§ **WHAT IS REQUIRED**
Transcribe all of the material exactly. Any picture in it should be left out.

§ **DATASET ENTRIES**
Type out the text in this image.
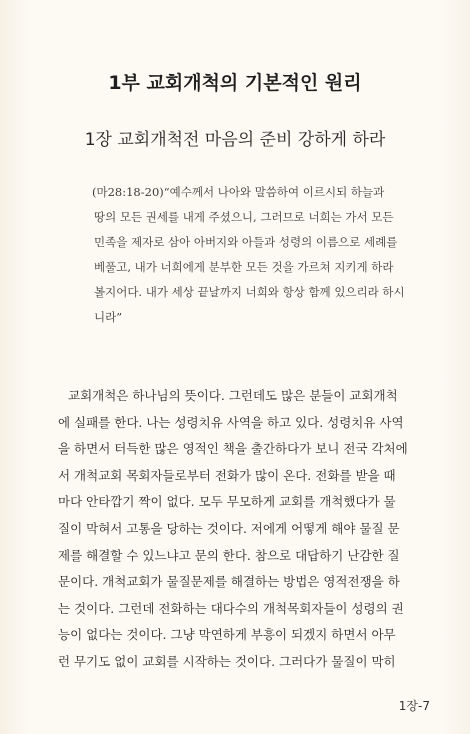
1부 교회개척의 기본적인 원리
1장 교회개척전 마음의 준비 강하게 하라
(마28:18-20)“예수께서 나아와 말씀하여 이르시되 하늘과
땅의 모든 권세를 내게 주셨으니, 그러므로 너희는 가서 모든
민족을 제자로 삼아 아버지와 아들과 성령의 이름으로 세례를
베풀고, 내가 너희에게 분부한 모든 것을 가르쳐 지키게 하라
볼지어다. 내가 세상 끝날까지 너희와 항상 함께 있으리라 하시
니라”
교회개척은 하나님의 뜻이다. 그런데도 많은 분들이 교회개척
에 실패를 한다. 나는 성령치유 사역을 하고 있다. 성령치유 사역
을 하면서 터득한 많은 영적인 책을 출간하다가 보니 전국 각처에
서 개척교회 목회자들로부터 전화가 많이 온다. 전화를 받을 때
마다 안타깝기 짝이 없다. 모두 무모하게 교회를 개척했다가 물
질이 막혀서 고통을 당하는 것이다. 저에게 어떻게 해야 물질 문
제를 해결할 수 있느냐고 문의 한다. 참으로 대답하기 난감한 질
문이다. 개척교회가 물질문제를 해결하는 방법은 영적전쟁을 하
는 것이다. 그런데 전화하는 대다수의 개척목회자들이 성령의 권
능이 없다는 것이다. 그냥 막연하게 부흥이 되겠지 하면서 아무
런 무기도 없이 교회를 시작하는 것이다. 그러다가 물질이 막히
1장-7
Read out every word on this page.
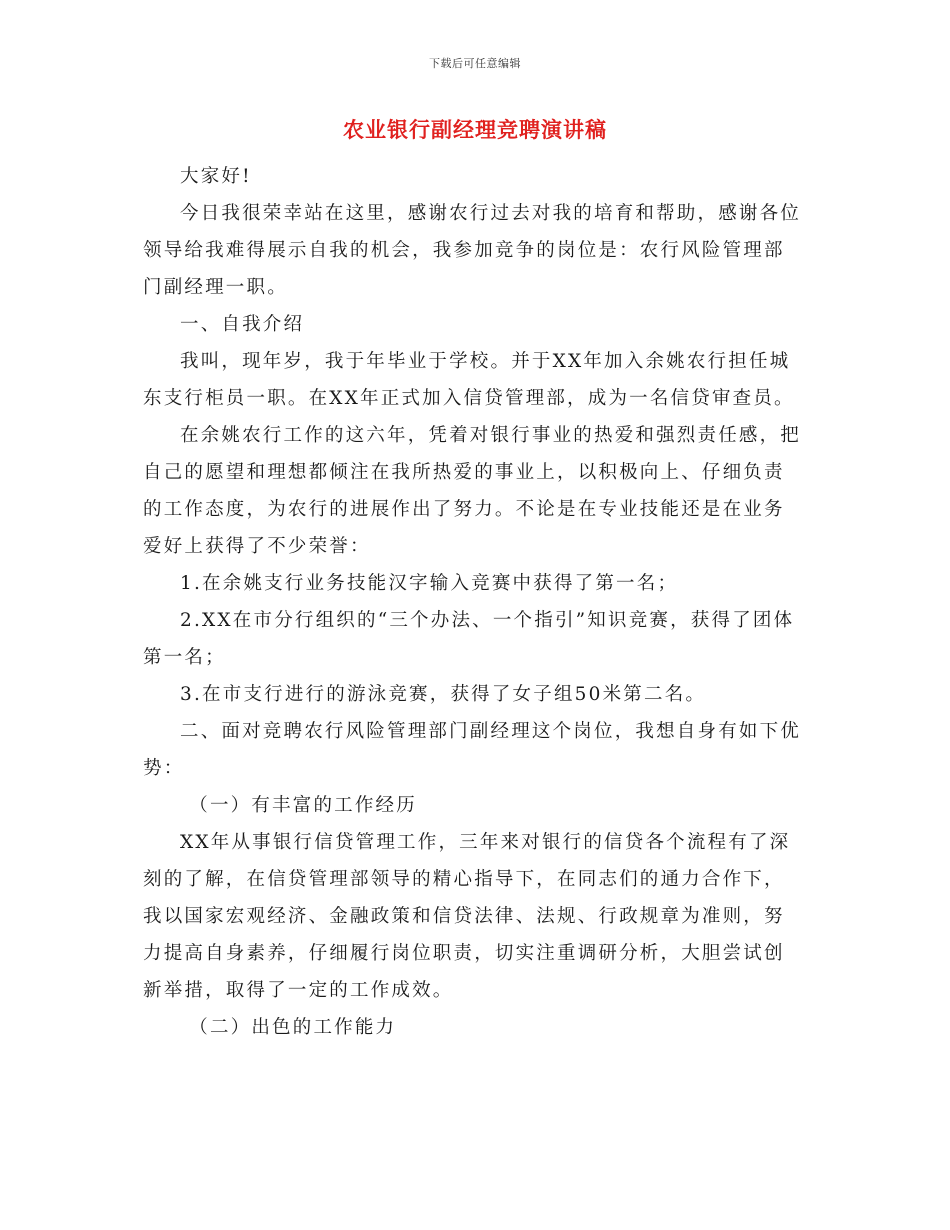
下载后可任意编辑
农业银行副经理竞聘演讲稿

大家好!

今日我很荣幸站在这里，感谢农行过去对我的培育和帮助，感谢各位领导给我难得展示自我的机会，我参加竞争的岗位是：农行风险管理部门副经理一职。

一、自我介绍

我叫，现年岁，我于年毕业于学校。并于XX年加入余姚农行担任城东支行柜员一职。在XX年正式加入信贷管理部，成为一名信贷审查员。

在余姚农行工作的这六年，凭着对银行事业的热爱和强烈责任感，把自己的愿望和理想都倾注在我所热爱的事业上，以积极向上、仔细负责的工作态度，为农行的进展作出了努力。不论是在专业技能还是在业务爱好上获得了不少荣誉：

1.在余姚支行业务技能汉字输入竞赛中获得了第一名；

2.XX在市分行组织的“三个办法、一个指引”知识竞赛，获得了团体第一名；

3.在市支行进行的游泳竞赛，获得了女子组50米第二名。

二、面对竞聘农行风险管理部门副经理这个岗位，我想自身有如下优势：

（一）有丰富的工作经历

XX年从事银行信贷管理工作，三年来对银行的信贷各个流程有了深刻的了解，在信贷管理部领导的精心指导下，在同志们的通力合作下，我以国家宏观经济、金融政策和信贷法律、法规、行政规章为准则，努力提高自身素养，仔细履行岗位职责，切实注重调研分析，大胆尝试创新举措，取得了一定的工作成效。

（二）出色的工作能力
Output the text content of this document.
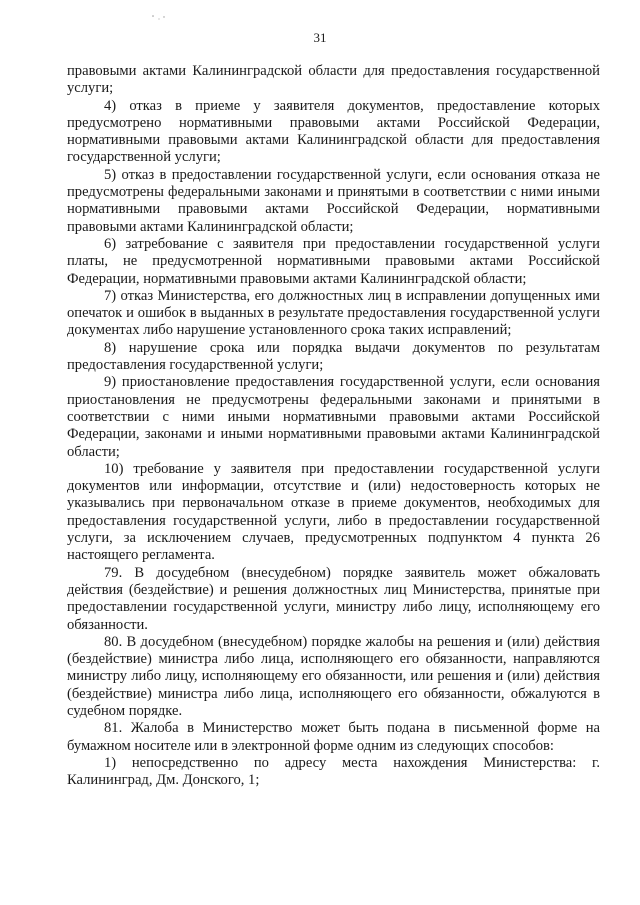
31

правовыми актами Калининградской области для предоставления государственной услуги;

4) отказ в приеме у заявителя документов, предоставление которых предусмотрено нормативными правовыми актами Российской Федерации, нормативными правовыми актами Калининградской области для предоставления государственной услуги;

5) отказ в предоставлении государственной услуги, если основания отказа не предусмотрены федеральными законами и принятыми в соответствии с ними иными нормативными правовыми актами Российской Федерации, нормативными правовыми актами Калининградской области;

6) затребование с заявителя при предоставлении государственной услуги платы, не предусмотренной нормативными правовыми актами Российской Федерации, нормативными правовыми актами Калининградской области;

7) отказ Министерства, его должностных лиц в исправлении допущенных ими опечаток и ошибок в выданных в результате предоставления государственной услуги документах либо нарушение установленного срока таких исправлений;

8) нарушение срока или порядка выдачи документов по результатам предоставления государственной услуги;

9) приостановление предоставления государственной услуги, если основания приостановления не предусмотрены федеральными законами и принятыми в соответствии с ними иными нормативными правовыми актами Российской Федерации, законами и иными нормативными правовыми актами Калининградской области;

10) требование у заявителя при предоставлении государственной услуги документов или информации, отсутствие и (или) недостоверность которых не указывались при первоначальном отказе в приеме документов, необходимых для предоставления государственной услуги, либо в предоставлении государственной услуги, за исключением случаев, предусмотренных подпунктом 4 пункта 26 настоящего регламента.

79. В досудебном (внесудебном) порядке заявитель может обжаловать действия (бездействие) и решения должностных лиц Министерства, принятые при предоставлении государственной услуги, министру либо лицу, исполняющему его обязанности.

80. В досудебном (внесудебном) порядке жалобы на решения и (или) действия (бездействие) министра либо лица, исполняющего его обязанности, направляются министру либо лицу, исполняющему его обязанности, или решения и (или) действия (бездействие) министра либо лица, исполняющего его обязанности, обжалуются в судебном порядке.

81. Жалоба в Министерство может быть подана в письменной форме на бумажном носителе или в электронной форме одним из следующих способов:

1) непосредственно по адресу места нахождения Министерства: г. Калининград, Дм. Донского, 1;
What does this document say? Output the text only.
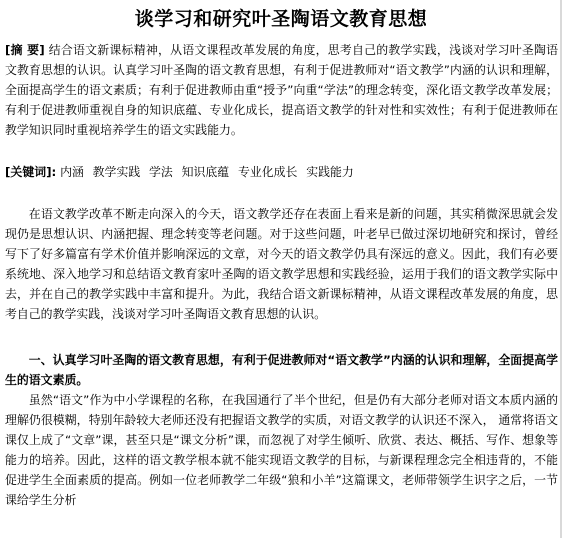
谈学习和研究叶圣陶语文教育思想
[摘 要] 结合语文新课标精神，从语文课程改革发展的角度，思考自己的教学实践，浅谈对学习叶圣陶语文教育思想的认识。认真学习叶圣陶的语文教育思想，有利于促进教师对“语文教学”内涵的认识和理解，全面提高学生的语文素质；有利于促进教师由重“授予”向重“学法”的理念转变，深化语文教学改革发展；有利于促进教师重视自身的知识底蕴、专业化成长，提高语文教学的针对性和实效性；有利于促进教师在教学知识同时重视培养学生的语文实践能力。
[关键词]: 内涵 教学实践 学法 知识底蕴 专业化成长 实践能力
在语文教学改革不断走向深入的今天，语文教学还存在表面上看来是新的问题，其实稍微深思就会发现仍是思想认识、内涵把握、理念转变等老问题。对于这些问题，叶老早已做过深切地研究和探讨，曾经写下了好多篇富有学术价值并影响深远的文章，对今天的语文教学仍具有深远的意义。因此，我们有必要系统地、深入地学习和总结语文教育家叶圣陶的语文教学思想和实践经验，运用于我们的语文教学实际中去，并在自己的教学实践中丰富和提升。为此，我结合语文新课标精神，从语文课程改革发展的角度，思考自己的教学实践，浅谈对学习叶圣陶语文教育思想的认识。
一、认真学习叶圣陶的语文教育思想，有利于促进教师对“语文教学”内涵的认识和理解，全面提高学生的语文素质。
虽然“语文”作为中小学课程的名称，在我国通行了半个世纪，但是仍有大部分老师对语文本质内涵的理解仍很模糊，特别年龄较大老师还没有把握语文教学的实质，对语文教学的认识还不深入， 通常将语文课仅上成了“文章”课，甚至只是“课文分析”课，而忽视了对学生倾听、欣赏、表达、概括、写作、想象等能力的培养。因此，这样的语文教学根本就不能实现语文教学的目标，与新课程理念完全相违背的，不能促进学生全面素质的提高。例如一位老师教学二年级“狼和小羊”这篇课文，老师带领学生识字之后，一节课给学生分析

§ **THE RESPONSE**
Type out the text in this image.
1부 교회개척의 기본적인 원리
1장 교회개척전 마음의 준비 강하게 하라
(마28:18-20)“예수께서 나아와 말씀하여 이르시되 하늘과
땅의 모든 권세를 내게 주셨으니, 그러므로 너희는 가서 모든
민족을 제자로 삼아 아버지와 아들과 성령의 이름으로 세례를
베풀고, 내가 너희에게 분부한 모든 것을 가르쳐 지키게 하라
볼지어다. 내가 세상 끝날까지 너희와 항상 함께 있으리라 하시
니라”
교회개척은 하나님의 뜻이다. 그런데도 많은 분들이 교회개척
에 실패를 한다. 나는 성령치유 사역을 하고 있다. 성령치유 사역
을 하면서 터득한 많은 영적인 책을 출간하다가 보니 전국 각처에
서 개척교회 목회자들로부터 전화가 많이 온다. 전화를 받을 때
마다 안타깝기 짝이 없다. 모두 무모하게 교회를 개척했다가 물
질이 막혀서 고통을 당하는 것이다. 저에게 어떻게 해야 물질 문
제를 해결할 수 있느냐고 문의 한다. 참으로 대답하기 난감한 질
문이다. 개척교회가 물질문제를 해결하는 방법은 영적전쟁을 하
는 것이다. 그런데 전화하는 대다수의 개척목회자들이 성령의 권
능이 없다는 것이다. 그냥 막연하게 부흥이 되겠지 하면서 아무
런 무기도 없이 교회를 시작하는 것이다. 그러다가 물질이 막히
1장-7
Read out every word on this page.
下载后可任意编辑
农业银行副经理竞聘演讲稿

大家好!

今日我很荣幸站在这里，感谢农行过去对我的培育和帮助，感谢各位领导给我难得展示自我的机会，我参加竞争的岗位是：农行风险管理部门副经理一职。

一、自我介绍

我叫，现年岁，我于年毕业于学校。并于XX年加入余姚农行担任城东支行柜员一职。在XX年正式加入信贷管理部，成为一名信贷审查员。

在余姚农行工作的这六年，凭着对银行事业的热爱和强烈责任感，把自己的愿望和理想都倾注在我所热爱的事业上，以积极向上、仔细负责的工作态度，为农行的进展作出了努力。不论是在专业技能还是在业务爱好上获得了不少荣誉：

1.在余姚支行业务技能汉字输入竞赛中获得了第一名；

2.XX在市分行组织的“三个办法、一个指引”知识竞赛，获得了团体第一名；

3.在市支行进行的游泳竞赛，获得了女子组50米第二名。

二、面对竞聘农行风险管理部门副经理这个岗位，我想自身有如下优势：

（一）有丰富的工作经历

XX年从事银行信贷管理工作，三年来对银行的信贷各个流程有了深刻的了解，在信贷管理部领导的精心指导下，在同志们的通力合作下，我以国家宏观经济、金融政策和信贷法律、法规、行政规章为准则，努力提高自身素养，仔细履行岗位职责，切实注重调研分析，大胆尝试创新举措，取得了一定的工作成效。

（二）出色的工作能力
Output the text content of this document.
31

правовыми актами Калининградской области для предоставления государственной услуги;

4) отказ в приеме у заявителя документов, предоставление которых предусмотрено нормативными правовыми актами Российской Федерации, нормативными правовыми актами Калининградской области для предоставления государственной услуги;

5) отказ в предоставлении государственной услуги, если основания отказа не предусмотрены федеральными законами и принятыми в соответствии с ними иными нормативными правовыми актами Российской Федерации, нормативными правовыми актами Калининградской области;

6) затребование с заявителя при предоставлении государственной услуги платы, не предусмотренной нормативными правовыми актами Российской Федерации, нормативными правовыми актами Калининградской области;

7) отказ Министерства, его должностных лиц в исправлении допущенных ими опечаток и ошибок в выданных в результате предоставления государственной услуги документах либо нарушение установленного срока таких исправлений;

8) нарушение срока или порядка выдачи документов по результатам предоставления государственной услуги;

9) приостановление предоставления государственной услуги, если основания приостановления не предусмотрены федеральными законами и принятыми в соответствии с ними иными нормативными правовыми актами Российской Федерации, законами и иными нормативными правовыми актами Калининградской области;

10) требование у заявителя при предоставлении государственной услуги документов или информации, отсутствие и (или) недостоверность которых не указывались при первоначальном отказе в приеме документов, необходимых для предоставления государственной услуги, либо в предоставлении государственной услуги, за исключением случаев, предусмотренных подпунктом 4 пункта 26 настоящего регламента.

79. В досудебном (внесудебном) порядке заявитель может обжаловать действия (бездействие) и решения должностных лиц Министерства, принятые при предоставлении государственной услуги, министру либо лицу, исполняющему его обязанности.

80. В досудебном (внесудебном) порядке жалобы на решения и (или) действия (бездействие) министра либо лица, исполняющего его обязанности, направляются министру либо лицу, исполняющему его обязанности, или решения и (или) действия (бездействие) министра либо лица, исполняющего его обязанности, обжалуются в судебном порядке.

81. Жалоба в Министерство может быть подана в письменной форме на бумажном носителе или в электронной форме одним из следующих способов:

1) непосредственно по адресу места нахождения Министерства: г. Калининград, Дм. Донского, 1;
What does this document say? Output the text only.
谈学习和研究叶圣陶语文教育思想
[摘 要] 结合语文新课标精神，从语文课程改革发展的角度，思考自己的教学实践，浅谈对学习叶圣陶语文教育思想的认识。认真学习叶圣陶的语文教育思想，有利于促进教师对“语文教学”内涵的认识和理解，全面提高学生的语文素质；有利于促进教师由重“授予”向重“学法”的理念转变，深化语文教学改革发展；有利于促进教师重视自身的知识底蕴、专业化成长，提高语文教学的针对性和实效性；有利于促进教师在教学知识同时重视培养学生的语文实践能力。
[关键词]: 内涵 教学实践 学法 知识底蕴 专业化成长 实践能力
在语文教学改革不断走向深入的今天，语文教学还存在表面上看来是新的问题，其实稍微深思就会发现仍是思想认识、内涵把握、理念转变等老问题。对于这些问题，叶老早已做过深切地研究和探讨，曾经写下了好多篇富有学术价值并影响深远的文章，对今天的语文教学仍具有深远的意义。因此，我们有必要系统地、深入地学习和总结语文教育家叶圣陶的语文教学思想和实践经验，运用于我们的语文教学实际中去，并在自己的教学实践中丰富和提升。为此，我结合语文新课标精神，从语文课程改革发展的角度，思考自己的教学实践，浅谈对学习叶圣陶语文教育思想的认识。
一、认真学习叶圣陶的语文教育思想，有利于促进教师对“语文教学”内涵的认识和理解，全面提高学生的语文素质。
虽然“语文”作为中小学课程的名称，在我国通行了半个世纪，但是仍有大部分老师对语文本质内涵的理解仍很模糊，特别年龄较大老师还没有把握语文教学的实质，对语文教学的认识还不深入， 通常将语文课仅上成了“文章”课，甚至只是“课文分析”课，而忽视了对学生倾听、欣赏、表达、概括、写作、想象等能力的培养。因此，这样的语文教学根本就不能实现语文教学的目标，与新课程理念完全相违背的，不能促进学生全面素质的提高。例如一位老师教学二年级“狼和小羊”这篇课文，老师带领学生识字之后，一节课给学生分析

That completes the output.